--- DOCUMENT SEGMENT ---
Fat is never going to be the new black. The skinny from the Olympus Fashion Week Spring 2007 shows boils down to everyone being, well, ridiculously skinny. Blame my newly lasex-ed eyes, but the clear style movement spotted on and off the runway this season included a horde of sickly skeletal Betties, made uglier by a sea of black tights, skinny jeans, and three-inch patent leather platform pumps. Herman Munster, eat your heart out! (Note to Justin: Thank you for trying to bring sexy back, but it's not working. Help!) Just look at what's happening in Madrid. Their fashion week organizers have placed a ban on emaciated looking models. So, maybe the Spanish capital isn't home to one of the big four fashion events (that would be London, Paris, Milan, and, of course, New York), but at least someone is finally taking responsibility for how these skin-and-bone images affect teenage girls. Isn't admitting you have a problem the first step in any addiction program? (Personally, I wouldn't know. The only 12 steps I've ever taken are straight to the liquor store.) The good news is that another trend, volume, will help hide the abundant starvation. Say good-bye to heroin chic and hello to all beef patties, special sauce, lettuce, cheese, pickles, onions, on a sesame seed bun.
--- RECORD EXCERPTS ---
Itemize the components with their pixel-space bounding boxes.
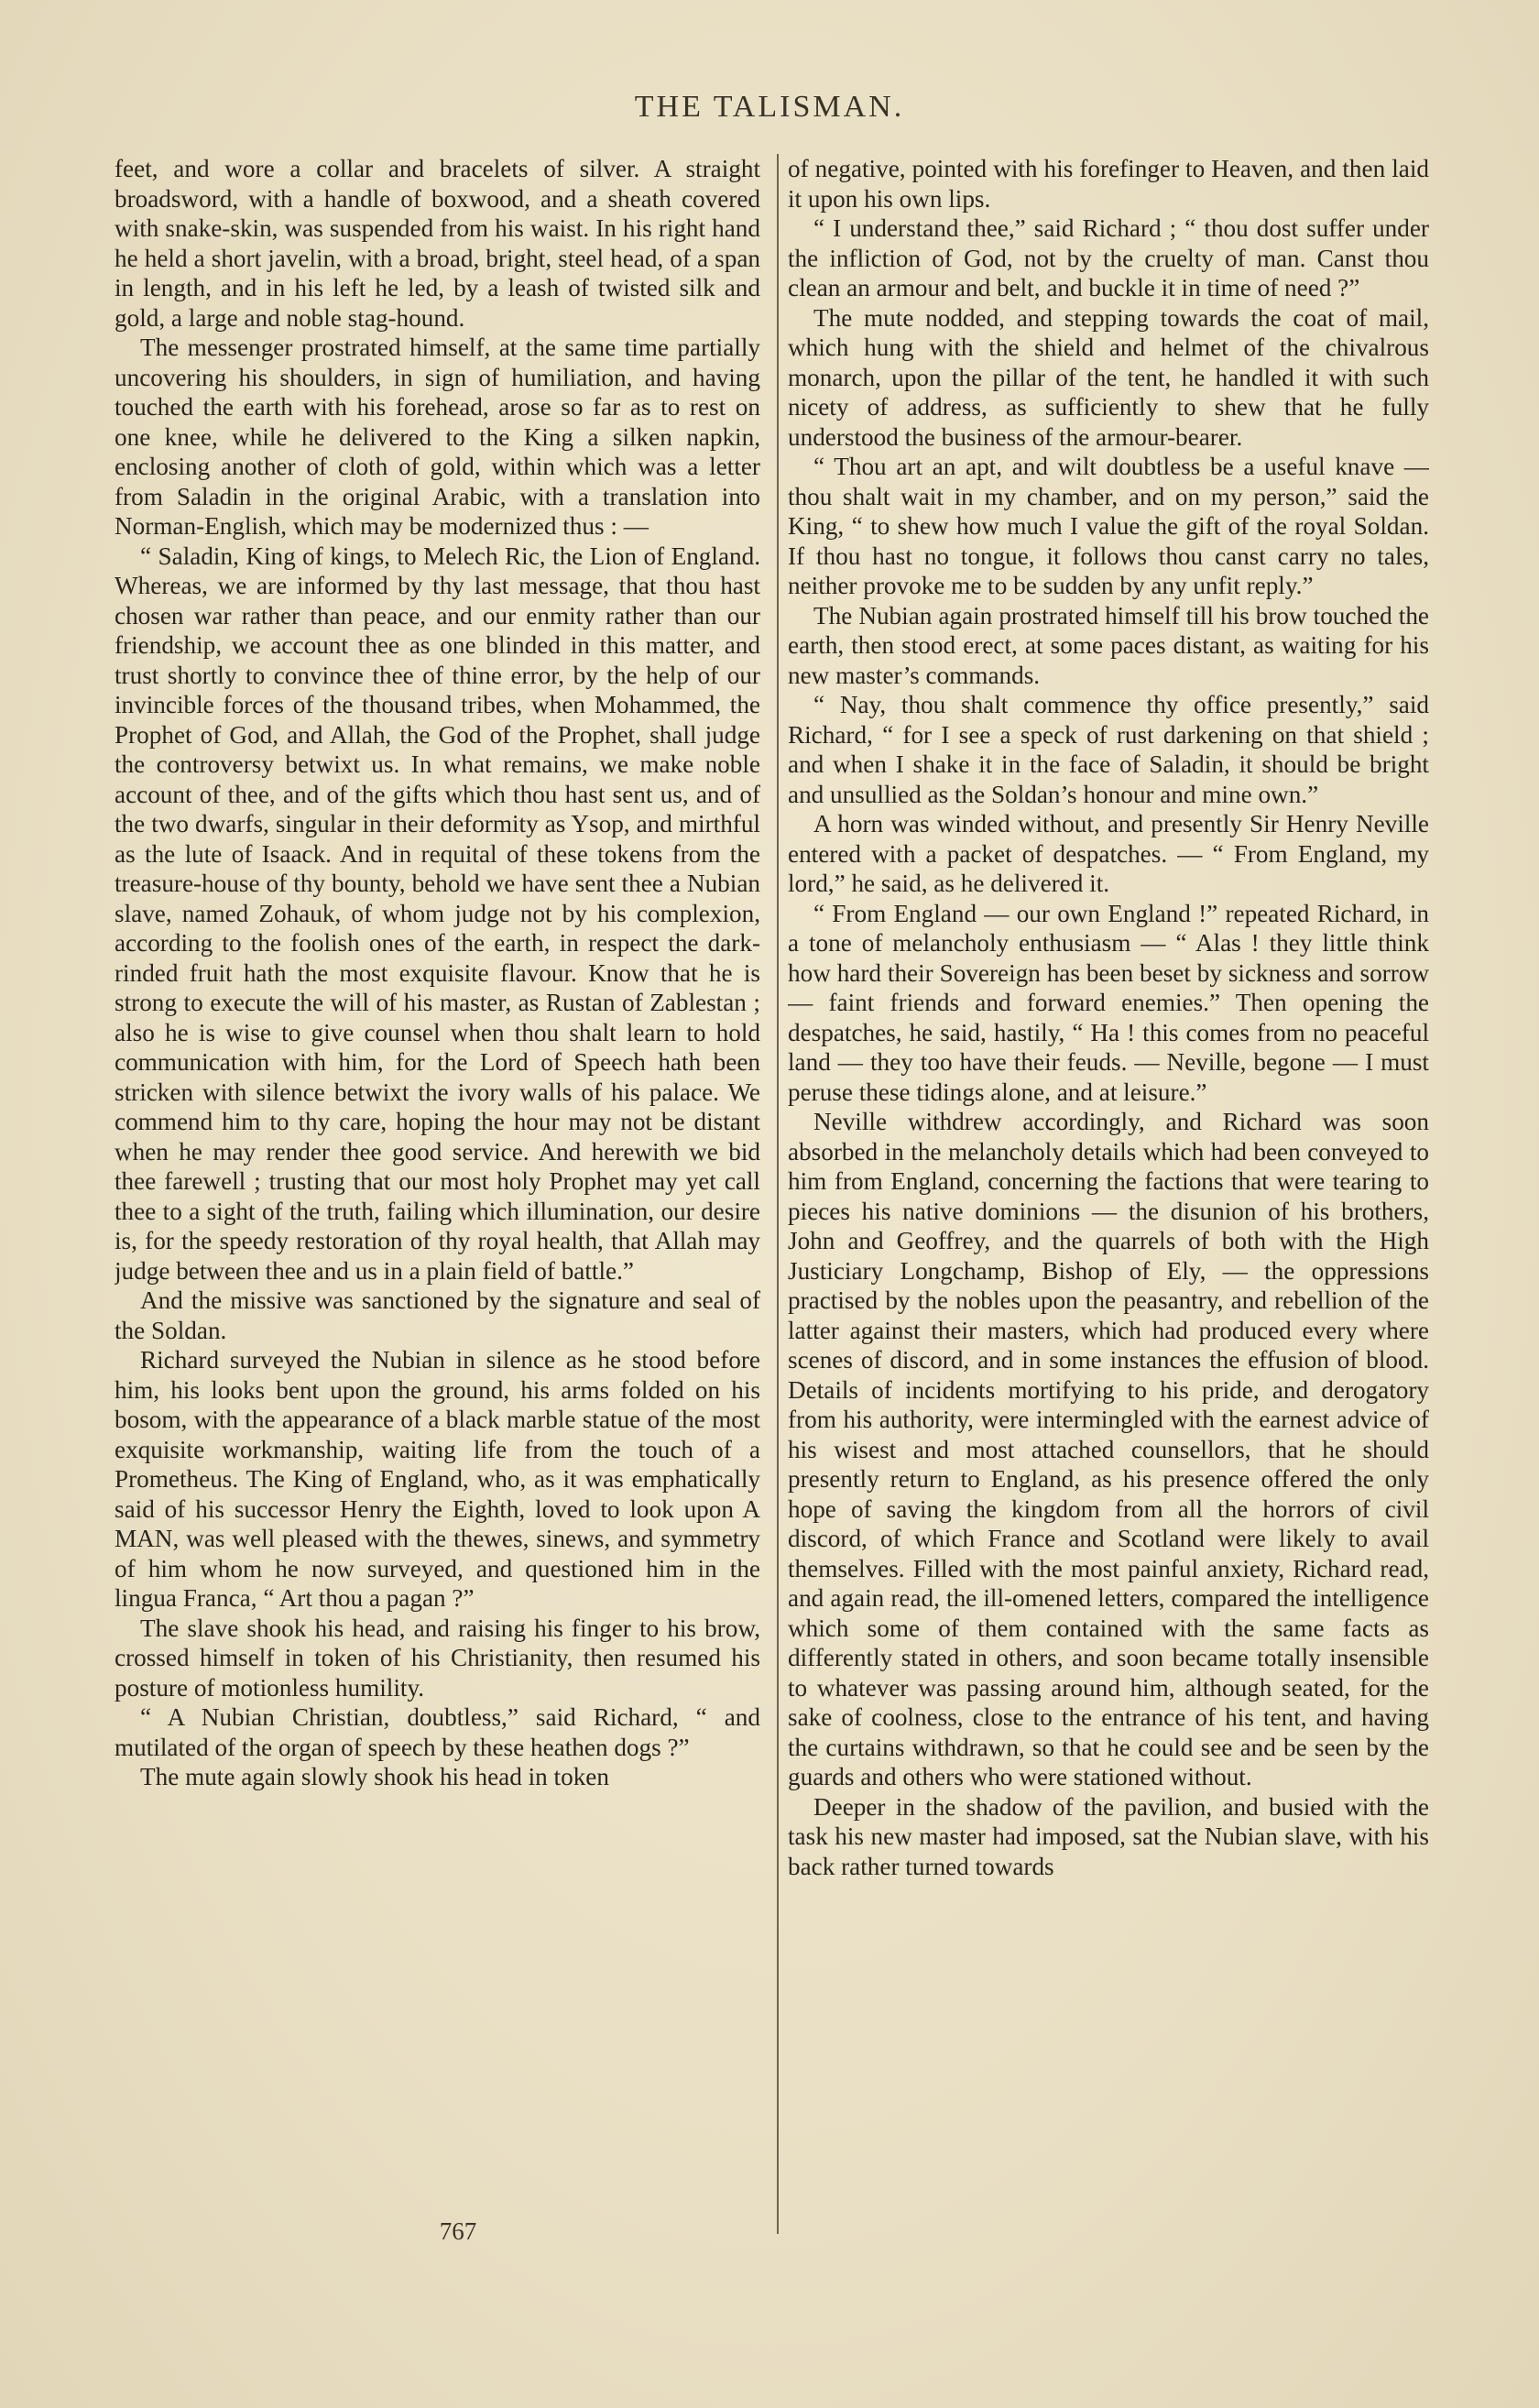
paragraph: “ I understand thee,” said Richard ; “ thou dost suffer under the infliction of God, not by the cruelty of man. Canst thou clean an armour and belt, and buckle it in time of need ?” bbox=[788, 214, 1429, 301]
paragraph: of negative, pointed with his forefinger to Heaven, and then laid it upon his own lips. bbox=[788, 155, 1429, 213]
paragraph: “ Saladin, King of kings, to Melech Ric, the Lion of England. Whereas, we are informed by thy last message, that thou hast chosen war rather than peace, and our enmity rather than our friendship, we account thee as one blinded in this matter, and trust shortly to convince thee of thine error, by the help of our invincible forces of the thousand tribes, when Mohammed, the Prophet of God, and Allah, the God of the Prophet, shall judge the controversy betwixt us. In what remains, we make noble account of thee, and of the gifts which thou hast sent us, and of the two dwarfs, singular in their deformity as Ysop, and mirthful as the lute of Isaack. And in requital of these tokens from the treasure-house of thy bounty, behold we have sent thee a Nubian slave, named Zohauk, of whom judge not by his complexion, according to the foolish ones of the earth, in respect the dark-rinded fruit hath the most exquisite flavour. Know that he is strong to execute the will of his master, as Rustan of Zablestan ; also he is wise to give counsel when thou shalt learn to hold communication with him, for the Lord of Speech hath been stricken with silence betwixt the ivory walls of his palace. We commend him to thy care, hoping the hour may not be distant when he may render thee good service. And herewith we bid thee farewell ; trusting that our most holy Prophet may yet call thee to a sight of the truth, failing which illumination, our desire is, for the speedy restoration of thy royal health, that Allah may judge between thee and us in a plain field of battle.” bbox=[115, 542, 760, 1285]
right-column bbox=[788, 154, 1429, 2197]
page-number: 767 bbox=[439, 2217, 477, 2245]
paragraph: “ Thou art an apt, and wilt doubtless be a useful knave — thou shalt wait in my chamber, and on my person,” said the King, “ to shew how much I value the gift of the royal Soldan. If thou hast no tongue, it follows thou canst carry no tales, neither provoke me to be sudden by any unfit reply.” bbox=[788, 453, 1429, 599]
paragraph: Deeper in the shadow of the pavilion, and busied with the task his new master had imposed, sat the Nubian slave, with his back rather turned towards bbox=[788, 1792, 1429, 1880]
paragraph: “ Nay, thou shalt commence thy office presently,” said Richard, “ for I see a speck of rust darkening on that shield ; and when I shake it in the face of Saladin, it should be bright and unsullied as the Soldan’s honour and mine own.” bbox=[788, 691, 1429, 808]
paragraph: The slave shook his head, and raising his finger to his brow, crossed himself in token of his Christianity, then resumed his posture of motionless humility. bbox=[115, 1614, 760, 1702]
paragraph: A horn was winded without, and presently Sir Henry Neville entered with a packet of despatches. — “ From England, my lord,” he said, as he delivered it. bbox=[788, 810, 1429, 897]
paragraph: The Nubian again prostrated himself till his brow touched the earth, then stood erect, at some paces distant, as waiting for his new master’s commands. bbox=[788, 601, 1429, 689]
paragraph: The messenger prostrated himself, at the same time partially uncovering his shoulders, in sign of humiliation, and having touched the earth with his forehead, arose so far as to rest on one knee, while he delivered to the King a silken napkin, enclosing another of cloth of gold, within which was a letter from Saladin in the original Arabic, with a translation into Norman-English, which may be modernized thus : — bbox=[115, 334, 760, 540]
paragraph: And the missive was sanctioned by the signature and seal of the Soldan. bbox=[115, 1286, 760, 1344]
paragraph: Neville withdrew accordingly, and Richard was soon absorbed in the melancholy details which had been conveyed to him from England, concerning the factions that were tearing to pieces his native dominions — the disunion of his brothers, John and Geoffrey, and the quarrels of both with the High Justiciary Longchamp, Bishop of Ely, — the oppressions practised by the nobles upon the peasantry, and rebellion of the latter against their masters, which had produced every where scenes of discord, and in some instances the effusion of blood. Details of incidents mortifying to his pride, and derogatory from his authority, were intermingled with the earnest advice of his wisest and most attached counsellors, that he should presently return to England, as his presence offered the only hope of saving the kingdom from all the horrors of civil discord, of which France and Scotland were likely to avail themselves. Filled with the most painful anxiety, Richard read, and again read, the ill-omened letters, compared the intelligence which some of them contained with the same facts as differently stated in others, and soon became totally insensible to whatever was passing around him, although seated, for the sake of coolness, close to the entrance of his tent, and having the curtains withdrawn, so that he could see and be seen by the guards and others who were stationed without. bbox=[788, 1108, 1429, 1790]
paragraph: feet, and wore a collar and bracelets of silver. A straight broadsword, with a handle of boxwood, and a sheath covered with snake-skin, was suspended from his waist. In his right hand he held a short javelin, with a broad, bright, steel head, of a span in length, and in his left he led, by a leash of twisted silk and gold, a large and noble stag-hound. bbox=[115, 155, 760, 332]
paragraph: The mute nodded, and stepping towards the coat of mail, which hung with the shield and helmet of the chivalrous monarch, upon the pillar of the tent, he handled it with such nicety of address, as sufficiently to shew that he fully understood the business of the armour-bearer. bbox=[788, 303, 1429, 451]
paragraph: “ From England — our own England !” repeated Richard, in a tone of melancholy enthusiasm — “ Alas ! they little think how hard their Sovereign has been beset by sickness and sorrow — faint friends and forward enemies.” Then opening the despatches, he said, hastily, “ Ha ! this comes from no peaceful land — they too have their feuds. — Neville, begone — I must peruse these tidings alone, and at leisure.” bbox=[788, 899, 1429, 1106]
---
*GIVEN TASK*:
Decide whether each statement agrees with the fashion week column: (a) Madrid's fashion week organizers banned models who look emaciated; (b) the column counts Madrid among the big four fashion events; (c) the column names volume as a trend that will help hide the starvation. Answer each with yes or no and quote the deciding words from the column.

*RESULT OF THIS EXERCISE*:
(a) Yes: "Their fashion week organizers have placed a ban on emaciated looking models."
(b) No: "maybe the Spanish capital isn't home to one of the big four fashion events (that would be London, Paris, Milan, and, of course, New York)"
(c) Yes: "another trend, volume, will help hide the abundant starvation."